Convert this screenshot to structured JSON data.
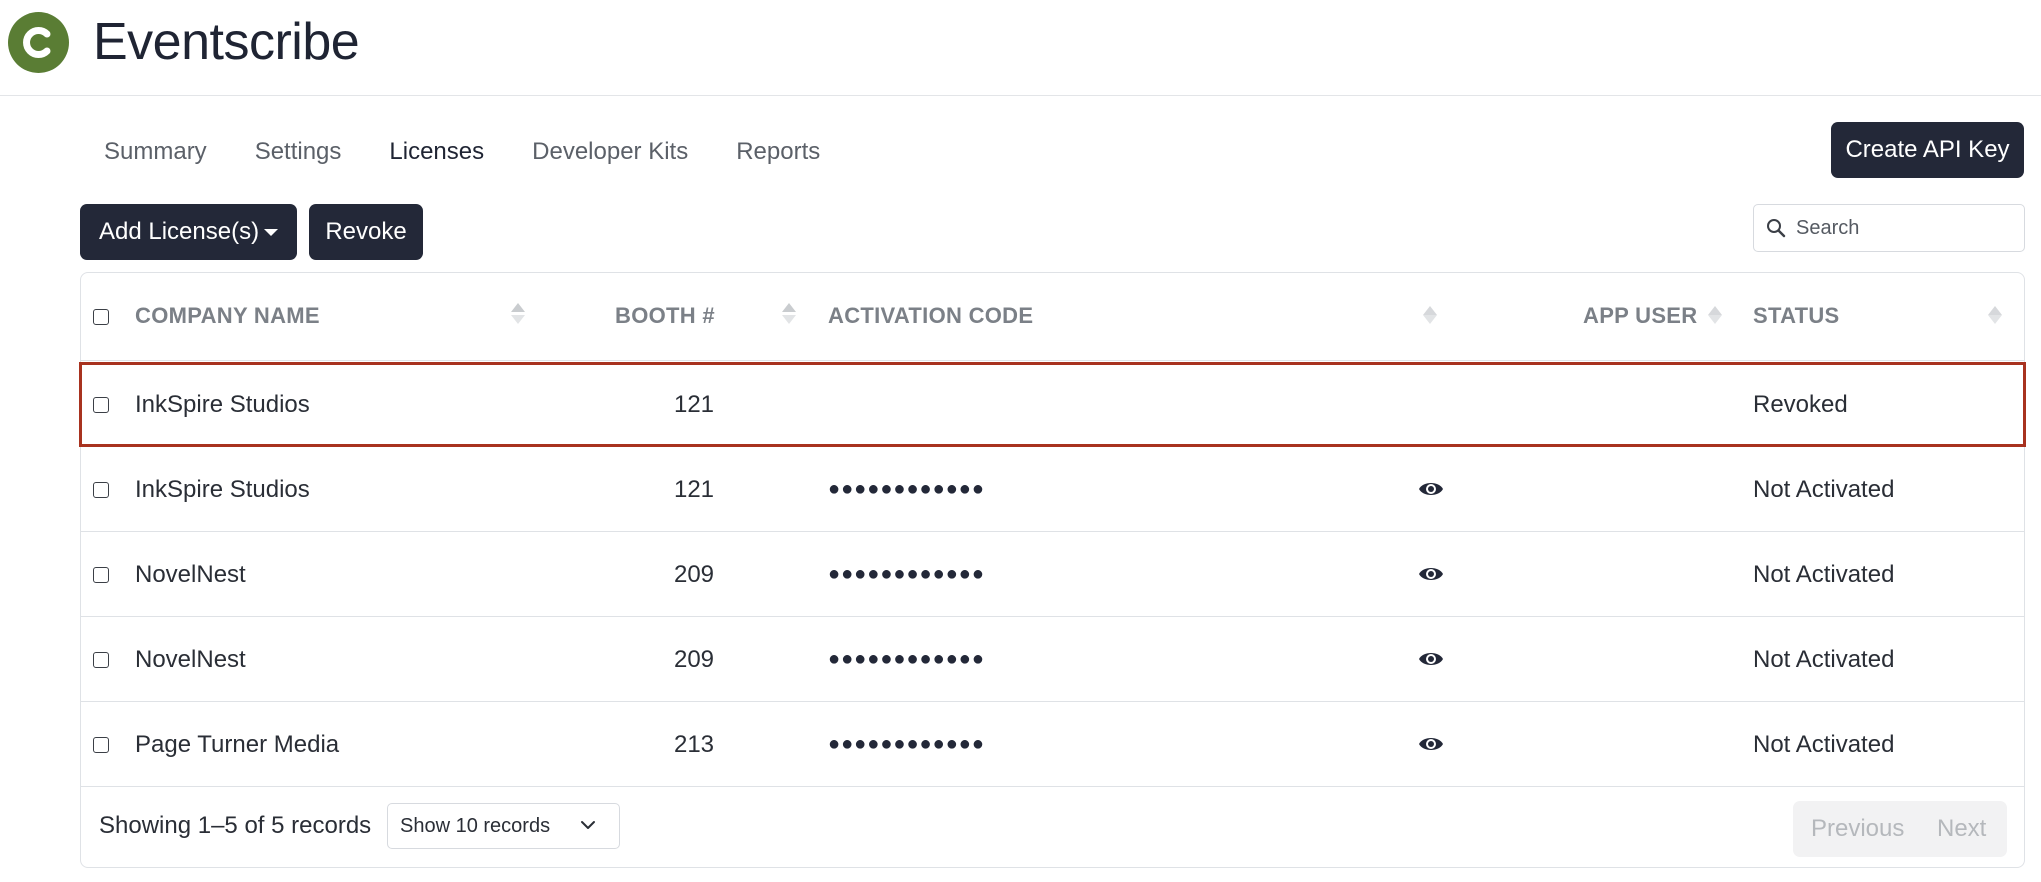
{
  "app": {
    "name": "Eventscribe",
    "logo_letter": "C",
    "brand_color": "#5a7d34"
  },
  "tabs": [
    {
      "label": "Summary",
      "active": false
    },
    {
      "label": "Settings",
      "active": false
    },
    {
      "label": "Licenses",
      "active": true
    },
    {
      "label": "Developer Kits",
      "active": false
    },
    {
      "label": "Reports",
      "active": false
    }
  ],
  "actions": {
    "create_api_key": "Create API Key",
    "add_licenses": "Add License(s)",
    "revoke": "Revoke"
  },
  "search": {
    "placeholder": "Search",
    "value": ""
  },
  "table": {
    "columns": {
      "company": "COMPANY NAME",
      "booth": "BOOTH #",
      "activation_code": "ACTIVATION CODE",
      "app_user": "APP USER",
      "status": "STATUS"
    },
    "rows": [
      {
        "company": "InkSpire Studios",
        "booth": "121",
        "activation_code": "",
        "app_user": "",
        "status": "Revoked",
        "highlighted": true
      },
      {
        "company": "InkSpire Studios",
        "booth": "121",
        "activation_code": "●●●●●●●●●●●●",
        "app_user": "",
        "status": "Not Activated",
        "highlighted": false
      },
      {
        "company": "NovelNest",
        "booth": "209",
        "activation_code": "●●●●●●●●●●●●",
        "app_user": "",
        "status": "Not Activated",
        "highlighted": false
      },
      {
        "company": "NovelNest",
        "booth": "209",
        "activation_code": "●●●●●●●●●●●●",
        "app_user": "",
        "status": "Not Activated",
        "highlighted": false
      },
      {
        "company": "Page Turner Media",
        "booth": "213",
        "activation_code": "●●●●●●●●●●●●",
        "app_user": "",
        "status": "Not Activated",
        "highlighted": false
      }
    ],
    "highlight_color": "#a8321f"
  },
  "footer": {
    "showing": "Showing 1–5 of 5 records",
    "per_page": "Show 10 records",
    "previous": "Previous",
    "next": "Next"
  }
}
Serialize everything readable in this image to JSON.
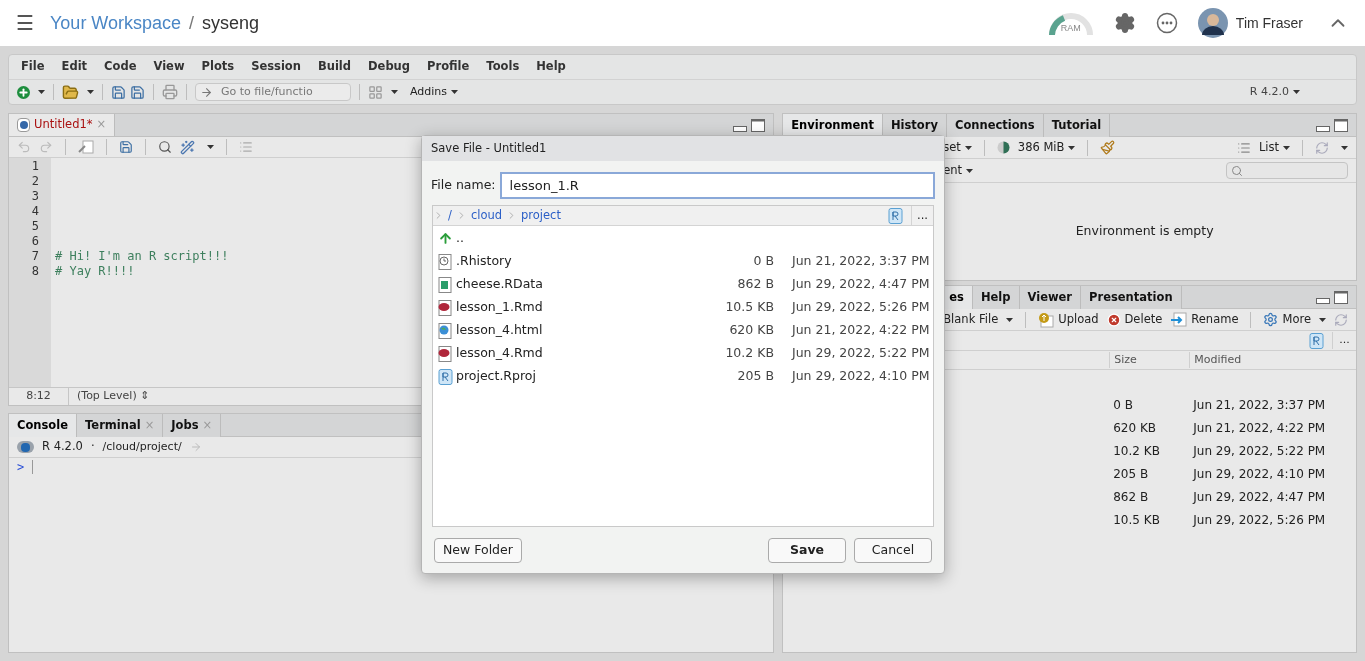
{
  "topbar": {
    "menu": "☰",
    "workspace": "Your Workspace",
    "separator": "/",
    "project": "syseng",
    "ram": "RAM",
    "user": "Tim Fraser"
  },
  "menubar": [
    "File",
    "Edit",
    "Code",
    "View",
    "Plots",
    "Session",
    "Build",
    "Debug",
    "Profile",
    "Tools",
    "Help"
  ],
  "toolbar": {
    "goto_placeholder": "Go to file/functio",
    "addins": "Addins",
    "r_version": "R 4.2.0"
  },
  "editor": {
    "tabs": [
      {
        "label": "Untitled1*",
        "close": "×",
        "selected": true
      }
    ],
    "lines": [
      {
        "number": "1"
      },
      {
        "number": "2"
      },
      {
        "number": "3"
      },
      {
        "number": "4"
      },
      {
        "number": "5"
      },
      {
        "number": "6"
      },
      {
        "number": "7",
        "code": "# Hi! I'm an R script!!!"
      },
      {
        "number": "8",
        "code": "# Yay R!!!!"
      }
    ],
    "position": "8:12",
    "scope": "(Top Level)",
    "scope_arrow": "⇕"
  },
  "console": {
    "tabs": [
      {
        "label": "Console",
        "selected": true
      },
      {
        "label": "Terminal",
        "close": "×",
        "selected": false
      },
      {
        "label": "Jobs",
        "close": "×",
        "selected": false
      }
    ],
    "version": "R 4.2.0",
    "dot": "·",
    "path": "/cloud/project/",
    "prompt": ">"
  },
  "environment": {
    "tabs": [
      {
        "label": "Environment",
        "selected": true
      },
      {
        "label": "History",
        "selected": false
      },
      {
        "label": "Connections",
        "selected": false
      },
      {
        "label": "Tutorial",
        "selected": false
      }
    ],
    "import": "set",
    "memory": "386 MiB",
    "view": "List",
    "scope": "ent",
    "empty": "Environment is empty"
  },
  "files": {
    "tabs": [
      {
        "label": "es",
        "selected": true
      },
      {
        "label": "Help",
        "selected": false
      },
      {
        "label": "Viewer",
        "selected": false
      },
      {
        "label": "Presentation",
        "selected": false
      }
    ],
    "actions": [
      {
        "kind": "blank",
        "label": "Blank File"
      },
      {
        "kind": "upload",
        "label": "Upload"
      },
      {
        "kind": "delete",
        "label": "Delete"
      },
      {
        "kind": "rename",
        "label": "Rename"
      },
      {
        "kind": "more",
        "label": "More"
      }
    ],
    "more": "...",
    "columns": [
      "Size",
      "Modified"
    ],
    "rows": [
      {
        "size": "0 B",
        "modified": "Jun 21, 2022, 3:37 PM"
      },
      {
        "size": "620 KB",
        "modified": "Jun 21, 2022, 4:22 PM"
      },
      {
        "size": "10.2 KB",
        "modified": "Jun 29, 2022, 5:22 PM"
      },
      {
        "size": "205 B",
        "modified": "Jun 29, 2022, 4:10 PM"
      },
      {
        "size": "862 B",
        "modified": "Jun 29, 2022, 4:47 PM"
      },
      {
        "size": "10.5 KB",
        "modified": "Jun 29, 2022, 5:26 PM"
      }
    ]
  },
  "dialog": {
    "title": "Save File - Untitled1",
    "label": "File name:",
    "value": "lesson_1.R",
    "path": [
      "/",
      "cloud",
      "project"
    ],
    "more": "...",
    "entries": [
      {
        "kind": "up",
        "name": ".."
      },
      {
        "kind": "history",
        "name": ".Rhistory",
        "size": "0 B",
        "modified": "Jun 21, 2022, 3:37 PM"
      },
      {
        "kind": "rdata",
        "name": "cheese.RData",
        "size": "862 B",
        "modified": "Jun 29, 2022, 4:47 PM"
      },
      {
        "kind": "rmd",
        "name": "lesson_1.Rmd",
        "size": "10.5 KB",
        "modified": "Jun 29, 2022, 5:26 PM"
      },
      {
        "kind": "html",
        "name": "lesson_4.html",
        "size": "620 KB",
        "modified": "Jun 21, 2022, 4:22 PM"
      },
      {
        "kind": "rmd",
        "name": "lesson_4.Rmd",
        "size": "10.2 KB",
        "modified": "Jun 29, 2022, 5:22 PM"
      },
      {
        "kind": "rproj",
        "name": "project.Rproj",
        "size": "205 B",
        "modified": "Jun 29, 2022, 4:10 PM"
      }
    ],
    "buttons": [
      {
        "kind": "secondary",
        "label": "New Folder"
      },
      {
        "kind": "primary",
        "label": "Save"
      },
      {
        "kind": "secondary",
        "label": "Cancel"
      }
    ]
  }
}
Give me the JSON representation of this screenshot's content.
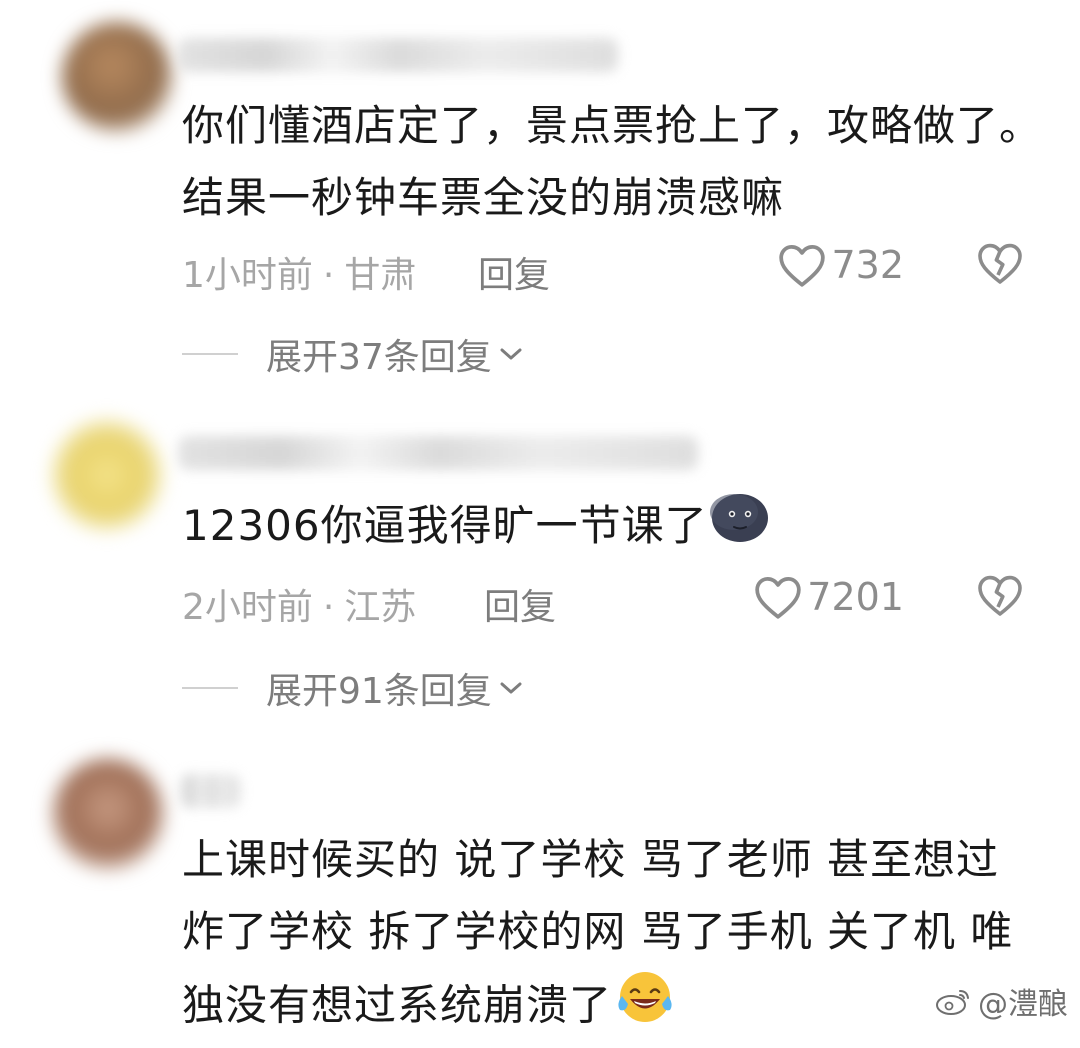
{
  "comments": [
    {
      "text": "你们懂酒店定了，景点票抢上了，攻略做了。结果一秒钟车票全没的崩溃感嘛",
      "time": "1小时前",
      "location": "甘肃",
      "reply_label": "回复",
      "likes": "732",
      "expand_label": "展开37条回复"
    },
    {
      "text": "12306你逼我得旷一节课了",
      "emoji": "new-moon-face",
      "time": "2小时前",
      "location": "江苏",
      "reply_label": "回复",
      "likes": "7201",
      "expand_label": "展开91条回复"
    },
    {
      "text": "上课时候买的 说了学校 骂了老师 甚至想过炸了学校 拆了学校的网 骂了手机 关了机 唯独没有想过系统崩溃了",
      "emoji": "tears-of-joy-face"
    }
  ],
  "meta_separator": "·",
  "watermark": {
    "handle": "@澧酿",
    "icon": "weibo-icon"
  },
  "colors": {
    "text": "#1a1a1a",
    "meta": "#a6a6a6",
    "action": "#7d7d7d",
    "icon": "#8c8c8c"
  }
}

--- TO BE DONE ---
Pick out each line that holds the string "records".

--- RESULT ---
    "showing": "Showing 1–5 of 5 records",
    "per_page": "Show 10 records",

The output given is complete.